OBJECTIVE => What follows is a set of entries. Give them again exactly, without the pictures.
----
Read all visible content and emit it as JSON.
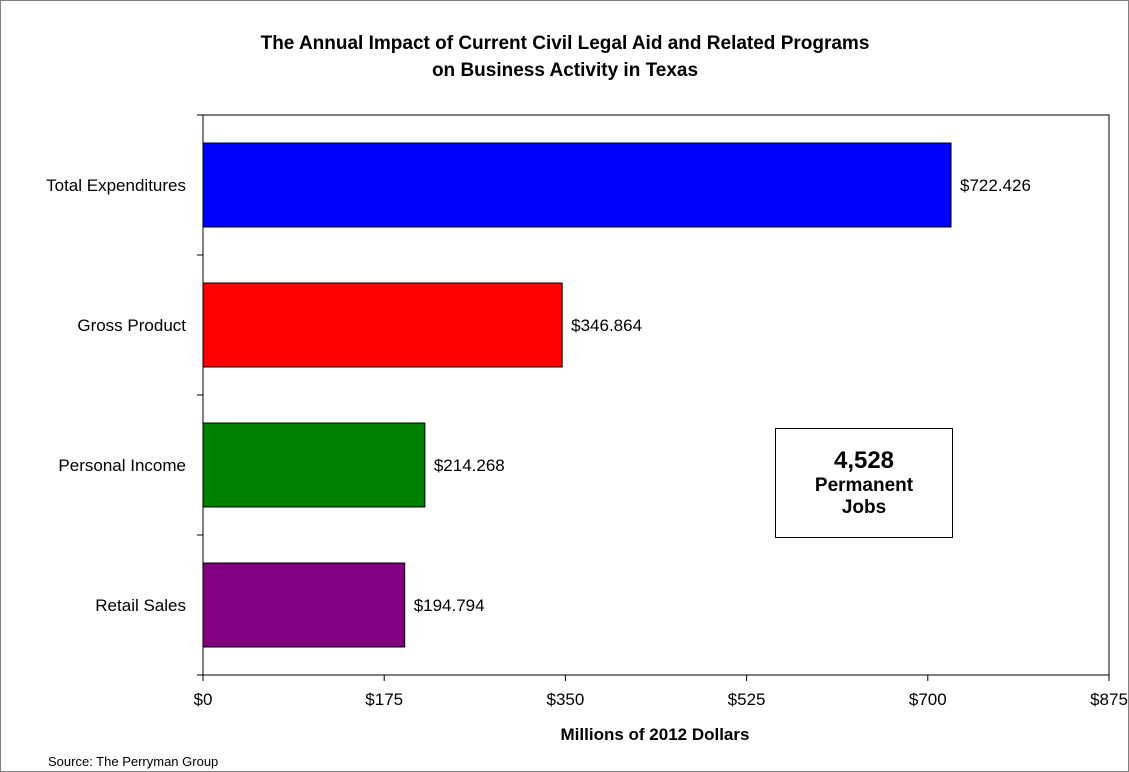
{
  "chart_data": {
    "type": "bar",
    "orientation": "horizontal",
    "title_line1": "The Annual Impact of Current Civil Legal Aid and Related Programs",
    "title_line2": "on Business Activity in Texas",
    "categories": [
      "Total Expenditures",
      "Gross Product",
      "Personal Income",
      "Retail Sales"
    ],
    "values": [
      722.426,
      346.864,
      214.268,
      194.794
    ],
    "value_labels": [
      "$722.426",
      "$346.864",
      "$214.268",
      "$194.794"
    ],
    "colors": [
      "#0000FF",
      "#FF0000",
      "#008000",
      "#800080"
    ],
    "xlabel": "Millions of 2012 Dollars",
    "xlim": [
      0,
      875
    ],
    "xticks": [
      0,
      175,
      350,
      525,
      700,
      875
    ],
    "xtick_labels": [
      "$0",
      "$175",
      "$350",
      "$525",
      "$700",
      "$875"
    ],
    "grid": false,
    "legend": "none",
    "annotation": {
      "number": "4,528",
      "line1": "Permanent",
      "line2": "Jobs"
    },
    "source": "Source: The Perryman Group"
  }
}
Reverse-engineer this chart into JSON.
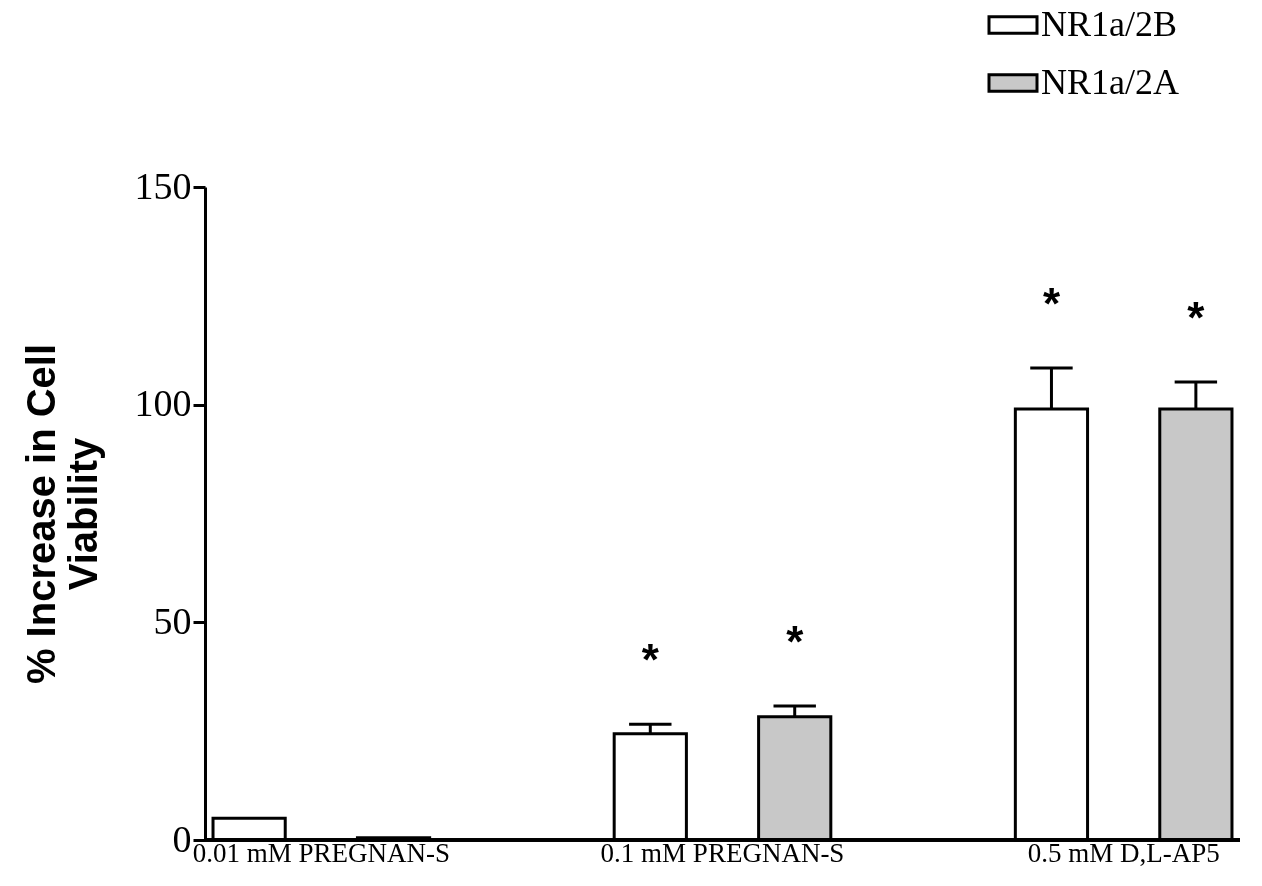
{
  "chart_data": {
    "type": "bar",
    "ylabel": "% Increase in Cell Viability",
    "categories": [
      "0.01 mM PREGNAN-S",
      "0.1 mM PREGNAN-S",
      "0.5 mM D,L-AP5"
    ],
    "series": [
      {
        "name": "NR1a/2B",
        "color": "#ffffff",
        "values": [
          5,
          24.4,
          99
        ],
        "errors": [
          null,
          2.2,
          9.4
        ],
        "value_labels": [
          null,
          "*",
          "*"
        ]
      },
      {
        "name": "NR1a/2A",
        "color": "#c8c8c8",
        "values": [
          0.5,
          28.3,
          99
        ],
        "errors": [
          null,
          2.5,
          6.2
        ],
        "value_labels": [
          null,
          "*",
          "*"
        ]
      }
    ],
    "ylim": [
      0,
      150
    ],
    "yticks": [
      0,
      50,
      100,
      150
    ],
    "grid": false,
    "legend": "top right"
  }
}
----
PROBLEM SOLUTION =>
Read all visible content and emit it as JSON.
{
  "chart_data": {
    "type": "bar",
    "orientation": "horizontal",
    "title_line1": "The Annual Impact of Current Civil Legal Aid and Related Programs",
    "title_line2": "on Business Activity in Texas",
    "categories": [
      "Total Expenditures",
      "Gross Product",
      "Personal Income",
      "Retail Sales"
    ],
    "values": [
      722.426,
      346.864,
      214.268,
      194.794
    ],
    "value_labels": [
      "$722.426",
      "$346.864",
      "$214.268",
      "$194.794"
    ],
    "colors": [
      "#0000FF",
      "#FF0000",
      "#008000",
      "#800080"
    ],
    "xlabel": "Millions of 2012 Dollars",
    "xlim": [
      0,
      875
    ],
    "xticks": [
      0,
      175,
      350,
      525,
      700,
      875
    ],
    "xtick_labels": [
      "$0",
      "$175",
      "$350",
      "$525",
      "$700",
      "$875"
    ],
    "grid": false,
    "legend": "none",
    "annotation": {
      "number": "4,528",
      "line1": "Permanent",
      "line2": "Jobs"
    },
    "source": "Source: The Perryman Group"
  }
}
Reverse-engineer this chart into JSON.
{
  "chart_data": {
    "type": "bar",
    "ylabel": "% Increase in Cell Viability",
    "categories": [
      "0.01 mM PREGNAN-S",
      "0.1 mM PREGNAN-S",
      "0.5 mM D,L-AP5"
    ],
    "series": [
      {
        "name": "NR1a/2B",
        "color": "#ffffff",
        "values": [
          5,
          24.4,
          99
        ],
        "errors": [
          null,
          2.2,
          9.4
        ],
        "value_labels": [
          null,
          "*",
          "*"
        ]
      },
      {
        "name": "NR1a/2A",
        "color": "#c8c8c8",
        "values": [
          0.5,
          28.3,
          99
        ],
        "errors": [
          null,
          2.5,
          6.2
        ],
        "value_labels": [
          null,
          "*",
          "*"
        ]
      }
    ],
    "ylim": [
      0,
      150
    ],
    "yticks": [
      0,
      50,
      100,
      150
    ],
    "grid": false,
    "legend": "top right"
  }
}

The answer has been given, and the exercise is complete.